**ASSIGNMENT:** An exact copy of all the entries below is what this task needs.

++++ INFORMATION SHOWN

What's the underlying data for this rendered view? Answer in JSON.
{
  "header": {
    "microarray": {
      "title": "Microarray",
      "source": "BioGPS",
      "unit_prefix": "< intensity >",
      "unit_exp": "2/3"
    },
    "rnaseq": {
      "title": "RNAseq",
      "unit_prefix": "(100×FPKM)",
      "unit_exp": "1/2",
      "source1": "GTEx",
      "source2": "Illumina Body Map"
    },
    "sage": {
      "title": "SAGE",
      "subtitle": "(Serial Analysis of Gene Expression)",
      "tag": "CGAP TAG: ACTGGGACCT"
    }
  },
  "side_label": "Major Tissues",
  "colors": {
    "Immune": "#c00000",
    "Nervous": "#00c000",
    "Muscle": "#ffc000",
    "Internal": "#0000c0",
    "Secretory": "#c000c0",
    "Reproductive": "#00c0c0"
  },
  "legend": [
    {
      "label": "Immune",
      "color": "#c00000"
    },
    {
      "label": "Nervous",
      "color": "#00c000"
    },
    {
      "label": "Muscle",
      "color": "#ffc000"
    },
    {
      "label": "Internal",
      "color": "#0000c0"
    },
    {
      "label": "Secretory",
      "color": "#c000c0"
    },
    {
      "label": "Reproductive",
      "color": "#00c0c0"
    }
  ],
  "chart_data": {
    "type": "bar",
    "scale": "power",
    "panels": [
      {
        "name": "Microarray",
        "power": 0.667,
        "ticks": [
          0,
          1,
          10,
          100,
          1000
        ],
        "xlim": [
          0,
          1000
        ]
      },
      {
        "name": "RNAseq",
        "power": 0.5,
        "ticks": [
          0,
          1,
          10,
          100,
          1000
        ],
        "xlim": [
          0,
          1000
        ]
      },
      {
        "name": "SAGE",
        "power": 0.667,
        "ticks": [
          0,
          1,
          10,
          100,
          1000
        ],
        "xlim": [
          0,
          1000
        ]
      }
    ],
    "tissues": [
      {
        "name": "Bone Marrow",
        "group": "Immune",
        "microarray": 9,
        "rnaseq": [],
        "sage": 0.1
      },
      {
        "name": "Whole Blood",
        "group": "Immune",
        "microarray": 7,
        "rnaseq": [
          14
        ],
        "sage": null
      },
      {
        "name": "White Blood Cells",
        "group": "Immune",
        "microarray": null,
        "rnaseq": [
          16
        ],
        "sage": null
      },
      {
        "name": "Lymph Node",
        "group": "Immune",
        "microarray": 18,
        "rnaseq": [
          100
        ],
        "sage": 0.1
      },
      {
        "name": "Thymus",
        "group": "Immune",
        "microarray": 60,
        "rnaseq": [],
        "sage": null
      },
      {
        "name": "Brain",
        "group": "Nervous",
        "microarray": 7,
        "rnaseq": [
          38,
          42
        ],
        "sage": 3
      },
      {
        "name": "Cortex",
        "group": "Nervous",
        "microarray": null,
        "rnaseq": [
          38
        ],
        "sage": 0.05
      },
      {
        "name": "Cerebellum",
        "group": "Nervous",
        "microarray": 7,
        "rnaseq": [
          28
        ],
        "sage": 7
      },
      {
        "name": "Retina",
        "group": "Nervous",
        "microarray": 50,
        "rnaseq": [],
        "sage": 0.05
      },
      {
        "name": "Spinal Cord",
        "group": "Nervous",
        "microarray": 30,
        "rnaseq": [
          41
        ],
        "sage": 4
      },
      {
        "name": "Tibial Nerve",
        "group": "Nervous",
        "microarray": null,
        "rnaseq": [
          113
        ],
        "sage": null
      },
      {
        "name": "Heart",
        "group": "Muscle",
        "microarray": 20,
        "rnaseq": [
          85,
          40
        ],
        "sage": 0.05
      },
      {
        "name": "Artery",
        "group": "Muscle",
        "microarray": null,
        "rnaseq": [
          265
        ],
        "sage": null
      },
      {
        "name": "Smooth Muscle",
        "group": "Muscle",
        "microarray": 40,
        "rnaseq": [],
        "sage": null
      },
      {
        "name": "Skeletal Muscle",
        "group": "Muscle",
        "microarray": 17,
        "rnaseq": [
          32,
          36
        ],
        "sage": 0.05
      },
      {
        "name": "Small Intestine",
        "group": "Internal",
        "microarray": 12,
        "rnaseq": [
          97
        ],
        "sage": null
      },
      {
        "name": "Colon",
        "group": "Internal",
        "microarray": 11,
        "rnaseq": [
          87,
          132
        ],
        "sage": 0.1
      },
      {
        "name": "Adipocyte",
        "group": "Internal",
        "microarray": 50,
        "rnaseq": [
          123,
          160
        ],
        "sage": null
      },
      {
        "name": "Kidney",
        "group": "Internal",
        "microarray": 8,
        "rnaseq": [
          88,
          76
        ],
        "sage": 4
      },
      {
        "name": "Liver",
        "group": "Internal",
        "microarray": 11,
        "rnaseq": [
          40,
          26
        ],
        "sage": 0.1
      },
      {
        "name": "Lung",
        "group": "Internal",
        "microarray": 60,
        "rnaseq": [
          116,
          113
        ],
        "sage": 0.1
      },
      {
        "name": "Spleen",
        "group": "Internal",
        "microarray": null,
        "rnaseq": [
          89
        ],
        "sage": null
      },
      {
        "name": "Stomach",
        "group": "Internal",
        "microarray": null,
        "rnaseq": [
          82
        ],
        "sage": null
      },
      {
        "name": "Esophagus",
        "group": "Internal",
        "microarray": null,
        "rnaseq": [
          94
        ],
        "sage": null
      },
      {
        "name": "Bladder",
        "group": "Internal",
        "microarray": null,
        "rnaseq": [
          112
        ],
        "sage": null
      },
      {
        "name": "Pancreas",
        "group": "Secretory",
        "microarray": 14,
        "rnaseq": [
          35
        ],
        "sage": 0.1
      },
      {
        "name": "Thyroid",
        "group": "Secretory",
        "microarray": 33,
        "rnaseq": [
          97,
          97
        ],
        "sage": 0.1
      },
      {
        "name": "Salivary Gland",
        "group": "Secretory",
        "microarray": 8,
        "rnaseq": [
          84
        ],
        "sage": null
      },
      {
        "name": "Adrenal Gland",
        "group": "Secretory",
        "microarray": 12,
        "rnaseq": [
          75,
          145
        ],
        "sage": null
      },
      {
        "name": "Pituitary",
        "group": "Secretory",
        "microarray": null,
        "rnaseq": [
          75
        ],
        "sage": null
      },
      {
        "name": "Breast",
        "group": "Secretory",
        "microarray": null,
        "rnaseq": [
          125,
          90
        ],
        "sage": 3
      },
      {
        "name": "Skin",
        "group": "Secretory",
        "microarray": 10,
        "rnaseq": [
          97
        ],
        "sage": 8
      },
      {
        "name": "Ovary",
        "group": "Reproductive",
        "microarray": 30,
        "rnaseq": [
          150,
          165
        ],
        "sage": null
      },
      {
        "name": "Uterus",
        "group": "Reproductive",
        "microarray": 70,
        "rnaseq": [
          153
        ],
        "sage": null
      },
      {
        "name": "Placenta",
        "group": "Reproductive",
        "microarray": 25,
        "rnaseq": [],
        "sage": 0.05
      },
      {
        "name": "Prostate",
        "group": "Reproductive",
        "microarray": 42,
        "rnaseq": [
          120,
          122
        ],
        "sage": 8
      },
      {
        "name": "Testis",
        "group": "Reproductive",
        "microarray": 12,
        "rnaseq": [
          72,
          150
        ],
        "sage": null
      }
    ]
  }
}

++++++++

**ANSWER TO THE EXERCISE:**
What's the underlying data for this rendered view? Answer in JSON.
{
  "header": {
    "microarray": {
      "title": "Microarray",
      "source": "BioGPS",
      "unit_prefix": "< intensity >",
      "unit_exp": "2/3"
    },
    "rnaseq": {
      "title": "RNAseq",
      "unit_prefix": "(100×FPKM)",
      "unit_exp": "1/2",
      "source1": "GTEx",
      "source2": "Illumina Body Map"
    },
    "sage": {
      "title": "SAGE",
      "subtitle": "(Serial Analysis of Gene Expression)",
      "tag": "CGAP TAG: ACTGGGACCT"
    }
  },
  "side_label": "Major Tissues",
  "colors": {
    "Immune": "#c00000",
    "Nervous": "#00c000",
    "Muscle": "#ffc000",
    "Internal": "#0000c0",
    "Secretory": "#c000c0",
    "Reproductive": "#00c0c0"
  },
  "legend": [
    {
      "label": "Immune",
      "color": "#c00000"
    },
    {
      "label": "Nervous",
      "color": "#00c000"
    },
    {
      "label": "Muscle",
      "color": "#ffc000"
    },
    {
      "label": "Internal",
      "color": "#0000c0"
    },
    {
      "label": "Secretory",
      "color": "#c000c0"
    },
    {
      "label": "Reproductive",
      "color": "#00c0c0"
    }
  ],
  "chart_data": {
    "type": "bar",
    "scale": "power",
    "panels": [
      {
        "name": "Microarray",
        "power": 0.667,
        "ticks": [
          0,
          1,
          10,
          100,
          1000
        ],
        "xlim": [
          0,
          1000
        ]
      },
      {
        "name": "RNAseq",
        "power": 0.5,
        "ticks": [
          0,
          1,
          10,
          100,
          1000
        ],
        "xlim": [
          0,
          1000
        ]
      },
      {
        "name": "SAGE",
        "power": 0.667,
        "ticks": [
          0,
          1,
          10,
          100,
          1000
        ],
        "xlim": [
          0,
          1000
        ]
      }
    ],
    "tissues": [
      {
        "name": "Bone Marrow",
        "group": "Immune",
        "microarray": 9,
        "rnaseq": [],
        "sage": 0.1
      },
      {
        "name": "Whole Blood",
        "group": "Immune",
        "microarray": 7,
        "rnaseq": [
          14
        ],
        "sage": null
      },
      {
        "name": "White Blood Cells",
        "group": "Immune",
        "microarray": null,
        "rnaseq": [
          16
        ],
        "sage": null
      },
      {
        "name": "Lymph Node",
        "group": "Immune",
        "microarray": 18,
        "rnaseq": [
          100
        ],
        "sage": 0.1
      },
      {
        "name": "Thymus",
        "group": "Immune",
        "microarray": 60,
        "rnaseq": [],
        "sage": null
      },
      {
        "name": "Brain",
        "group": "Nervous",
        "microarray": 7,
        "rnaseq": [
          38,
          42
        ],
        "sage": 3
      },
      {
        "name": "Cortex",
        "group": "Nervous",
        "microarray": null,
        "rnaseq": [
          38
        ],
        "sage": 0.05
      },
      {
        "name": "Cerebellum",
        "group": "Nervous",
        "microarray": 7,
        "rnaseq": [
          28
        ],
        "sage": 7
      },
      {
        "name": "Retina",
        "group": "Nervous",
        "microarray": 50,
        "rnaseq": [],
        "sage": 0.05
      },
      {
        "name": "Spinal Cord",
        "group": "Nervous",
        "microarray": 30,
        "rnaseq": [
          41
        ],
        "sage": 4
      },
      {
        "name": "Tibial Nerve",
        "group": "Nervous",
        "microarray": null,
        "rnaseq": [
          113
        ],
        "sage": null
      },
      {
        "name": "Heart",
        "group": "Muscle",
        "microarray": 20,
        "rnaseq": [
          85,
          40
        ],
        "sage": 0.05
      },
      {
        "name": "Artery",
        "group": "Muscle",
        "microarray": null,
        "rnaseq": [
          265
        ],
        "sage": null
      },
      {
        "name": "Smooth Muscle",
        "group": "Muscle",
        "microarray": 40,
        "rnaseq": [],
        "sage": null
      },
      {
        "name": "Skeletal Muscle",
        "group": "Muscle",
        "microarray": 17,
        "rnaseq": [
          32,
          36
        ],
        "sage": 0.05
      },
      {
        "name": "Small Intestine",
        "group": "Internal",
        "microarray": 12,
        "rnaseq": [
          97
        ],
        "sage": null
      },
      {
        "name": "Colon",
        "group": "Internal",
        "microarray": 11,
        "rnaseq": [
          87,
          132
        ],
        "sage": 0.1
      },
      {
        "name": "Adipocyte",
        "group": "Internal",
        "microarray": 50,
        "rnaseq": [
          123,
          160
        ],
        "sage": null
      },
      {
        "name": "Kidney",
        "group": "Internal",
        "microarray": 8,
        "rnaseq": [
          88,
          76
        ],
        "sage": 4
      },
      {
        "name": "Liver",
        "group": "Internal",
        "microarray": 11,
        "rnaseq": [
          40,
          26
        ],
        "sage": 0.1
      },
      {
        "name": "Lung",
        "group": "Internal",
        "microarray": 60,
        "rnaseq": [
          116,
          113
        ],
        "sage": 0.1
      },
      {
        "name": "Spleen",
        "group": "Internal",
        "microarray": null,
        "rnaseq": [
          89
        ],
        "sage": null
      },
      {
        "name": "Stomach",
        "group": "Internal",
        "microarray": null,
        "rnaseq": [
          82
        ],
        "sage": null
      },
      {
        "name": "Esophagus",
        "group": "Internal",
        "microarray": null,
        "rnaseq": [
          94
        ],
        "sage": null
      },
      {
        "name": "Bladder",
        "group": "Internal",
        "microarray": null,
        "rnaseq": [
          112
        ],
        "sage": null
      },
      {
        "name": "Pancreas",
        "group": "Secretory",
        "microarray": 14,
        "rnaseq": [
          35
        ],
        "sage": 0.1
      },
      {
        "name": "Thyroid",
        "group": "Secretory",
        "microarray": 33,
        "rnaseq": [
          97,
          97
        ],
        "sage": 0.1
      },
      {
        "name": "Salivary Gland",
        "group": "Secretory",
        "microarray": 8,
        "rnaseq": [
          84
        ],
        "sage": null
      },
      {
        "name": "Adrenal Gland",
        "group": "Secretory",
        "microarray": 12,
        "rnaseq": [
          75,
          145
        ],
        "sage": null
      },
      {
        "name": "Pituitary",
        "group": "Secretory",
        "microarray": null,
        "rnaseq": [
          75
        ],
        "sage": null
      },
      {
        "name": "Breast",
        "group": "Secretory",
        "microarray": null,
        "rnaseq": [
          125,
          90
        ],
        "sage": 3
      },
      {
        "name": "Skin",
        "group": "Secretory",
        "microarray": 10,
        "rnaseq": [
          97
        ],
        "sage": 8
      },
      {
        "name": "Ovary",
        "group": "Reproductive",
        "microarray": 30,
        "rnaseq": [
          150,
          165
        ],
        "sage": null
      },
      {
        "name": "Uterus",
        "group": "Reproductive",
        "microarray": 70,
        "rnaseq": [
          153
        ],
        "sage": null
      },
      {
        "name": "Placenta",
        "group": "Reproductive",
        "microarray": 25,
        "rnaseq": [],
        "sage": 0.05
      },
      {
        "name": "Prostate",
        "group": "Reproductive",
        "microarray": 42,
        "rnaseq": [
          120,
          122
        ],
        "sage": 8
      },
      {
        "name": "Testis",
        "group": "Reproductive",
        "microarray": 12,
        "rnaseq": [
          72,
          150
        ],
        "sage": null
      }
    ]
  }
}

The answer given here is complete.